> **Do this**:
Omit all images. Write out the rest of the material exactly.

[Start Records supplied]

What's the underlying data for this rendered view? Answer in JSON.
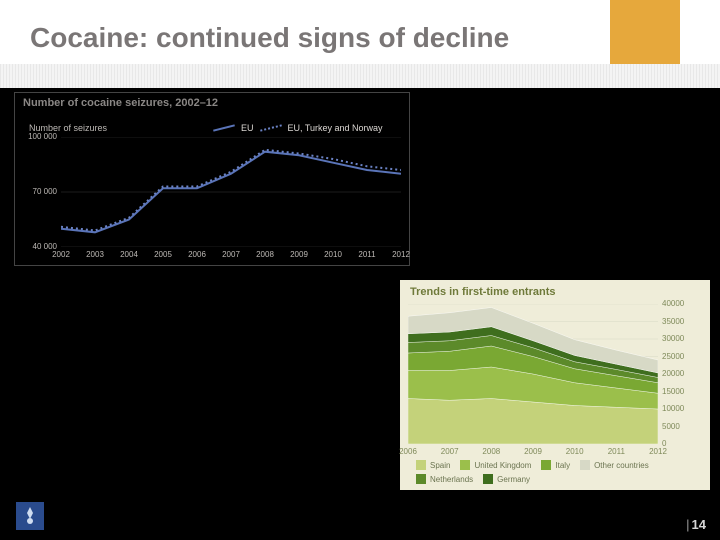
{
  "slide": {
    "title": "Cocaine: continued signs of decline",
    "page_number": "14",
    "accent_color": "#e6a83c",
    "title_color": "#7a7676",
    "title_fontsize": 28
  },
  "chart1": {
    "type": "line",
    "title": "Number of cocaine seizures, 2002–12",
    "subtitle": "Number of seizures",
    "background_color": "#000000",
    "text_color": "#bdb9b5",
    "series": [
      {
        "name": "EU",
        "style": "solid",
        "color": "#5a74b8"
      },
      {
        "name": "EU, Turkey and Norway",
        "style": "dotted",
        "color": "#6a82c4"
      }
    ],
    "x": [
      "2002",
      "2003",
      "2004",
      "2005",
      "2006",
      "2007",
      "2008",
      "2009",
      "2010",
      "2011",
      "2012"
    ],
    "ylim": [
      40000,
      100000
    ],
    "yticks": [
      40000,
      70000,
      100000
    ],
    "ytick_labels": [
      "40 000",
      "70 000",
      "100 000"
    ],
    "values_eu": [
      50000,
      48000,
      55000,
      72000,
      72000,
      80000,
      92000,
      90000,
      86000,
      82000,
      80000
    ],
    "values_etn": [
      51000,
      49000,
      56000,
      73000,
      73000,
      81000,
      93000,
      91000,
      88000,
      84000,
      82000
    ],
    "line_width": 2,
    "title_fontsize": 11,
    "label_fontsize": 8
  },
  "chart2": {
    "type": "area-stacked",
    "title": "Trends in first-time entrants",
    "background_color": "#efedd9",
    "text_color": "#7f8a5a",
    "title_color": "#6f7a3a",
    "x": [
      "2006",
      "2007",
      "2008",
      "2009",
      "2010",
      "2011",
      "2012"
    ],
    "ylim": [
      0,
      40000
    ],
    "ytick_step": 5000,
    "yticks": [
      0,
      5000,
      10000,
      15000,
      20000,
      25000,
      30000,
      35000,
      40000
    ],
    "legend": [
      {
        "label": "Spain",
        "color": "#c4d27a"
      },
      {
        "label": "United Kingdom",
        "color": "#9bbf4b"
      },
      {
        "label": "Italy",
        "color": "#7aa833"
      },
      {
        "label": "Other countries",
        "color": "#d7d9c6"
      },
      {
        "label": "Netherlands",
        "color": "#5c8a2a"
      },
      {
        "label": "Germany",
        "color": "#3f6e1e"
      }
    ],
    "stacks": {
      "spain": [
        13000,
        12500,
        13000,
        12000,
        11000,
        10500,
        10000
      ],
      "united_kingdom": [
        8000,
        8500,
        9000,
        8000,
        6500,
        5500,
        4500
      ],
      "italy": [
        5000,
        5500,
        6000,
        5000,
        4000,
        3500,
        3000
      ],
      "netherlands": [
        3000,
        3000,
        3000,
        2500,
        2000,
        1800,
        1500
      ],
      "germany": [
        2500,
        2500,
        2500,
        2000,
        1800,
        1500,
        1300
      ],
      "other": [
        5000,
        5500,
        5500,
        5000,
        4500,
        4000,
        3700
      ]
    },
    "order_bottom_to_top": [
      "spain",
      "united_kingdom",
      "italy",
      "netherlands",
      "germany",
      "other"
    ],
    "colors": {
      "spain": "#c4d27a",
      "united_kingdom": "#9bbf4b",
      "italy": "#7aa833",
      "netherlands": "#5c8a2a",
      "germany": "#3f6e1e",
      "other": "#d7d9c6"
    },
    "grid_color": "#d7d9c6",
    "title_fontsize": 11,
    "label_fontsize": 8
  }
}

[End Records supplied]

> **Task output**:
What's the underlying data for this rendered view? Answer in JSON.
{
  "slide": {
    "title": "Cocaine: continued signs of decline",
    "page_number": "14",
    "accent_color": "#e6a83c",
    "title_color": "#7a7676",
    "title_fontsize": 28
  },
  "chart1": {
    "type": "line",
    "title": "Number of cocaine seizures, 2002–12",
    "subtitle": "Number of seizures",
    "background_color": "#000000",
    "text_color": "#bdb9b5",
    "series": [
      {
        "name": "EU",
        "style": "solid",
        "color": "#5a74b8"
      },
      {
        "name": "EU, Turkey and Norway",
        "style": "dotted",
        "color": "#6a82c4"
      }
    ],
    "x": [
      "2002",
      "2003",
      "2004",
      "2005",
      "2006",
      "2007",
      "2008",
      "2009",
      "2010",
      "2011",
      "2012"
    ],
    "ylim": [
      40000,
      100000
    ],
    "yticks": [
      40000,
      70000,
      100000
    ],
    "ytick_labels": [
      "40 000",
      "70 000",
      "100 000"
    ],
    "values_eu": [
      50000,
      48000,
      55000,
      72000,
      72000,
      80000,
      92000,
      90000,
      86000,
      82000,
      80000
    ],
    "values_etn": [
      51000,
      49000,
      56000,
      73000,
      73000,
      81000,
      93000,
      91000,
      88000,
      84000,
      82000
    ],
    "line_width": 2,
    "title_fontsize": 11,
    "label_fontsize": 8
  },
  "chart2": {
    "type": "area-stacked",
    "title": "Trends in first-time entrants",
    "background_color": "#efedd9",
    "text_color": "#7f8a5a",
    "title_color": "#6f7a3a",
    "x": [
      "2006",
      "2007",
      "2008",
      "2009",
      "2010",
      "2011",
      "2012"
    ],
    "ylim": [
      0,
      40000
    ],
    "ytick_step": 5000,
    "yticks": [
      0,
      5000,
      10000,
      15000,
      20000,
      25000,
      30000,
      35000,
      40000
    ],
    "legend": [
      {
        "label": "Spain",
        "color": "#c4d27a"
      },
      {
        "label": "United Kingdom",
        "color": "#9bbf4b"
      },
      {
        "label": "Italy",
        "color": "#7aa833"
      },
      {
        "label": "Other countries",
        "color": "#d7d9c6"
      },
      {
        "label": "Netherlands",
        "color": "#5c8a2a"
      },
      {
        "label": "Germany",
        "color": "#3f6e1e"
      }
    ],
    "stacks": {
      "spain": [
        13000,
        12500,
        13000,
        12000,
        11000,
        10500,
        10000
      ],
      "united_kingdom": [
        8000,
        8500,
        9000,
        8000,
        6500,
        5500,
        4500
      ],
      "italy": [
        5000,
        5500,
        6000,
        5000,
        4000,
        3500,
        3000
      ],
      "netherlands": [
        3000,
        3000,
        3000,
        2500,
        2000,
        1800,
        1500
      ],
      "germany": [
        2500,
        2500,
        2500,
        2000,
        1800,
        1500,
        1300
      ],
      "other": [
        5000,
        5500,
        5500,
        5000,
        4500,
        4000,
        3700
      ]
    },
    "order_bottom_to_top": [
      "spain",
      "united_kingdom",
      "italy",
      "netherlands",
      "germany",
      "other"
    ],
    "colors": {
      "spain": "#c4d27a",
      "united_kingdom": "#9bbf4b",
      "italy": "#7aa833",
      "netherlands": "#5c8a2a",
      "germany": "#3f6e1e",
      "other": "#d7d9c6"
    },
    "grid_color": "#d7d9c6",
    "title_fontsize": 11,
    "label_fontsize": 8
  }
}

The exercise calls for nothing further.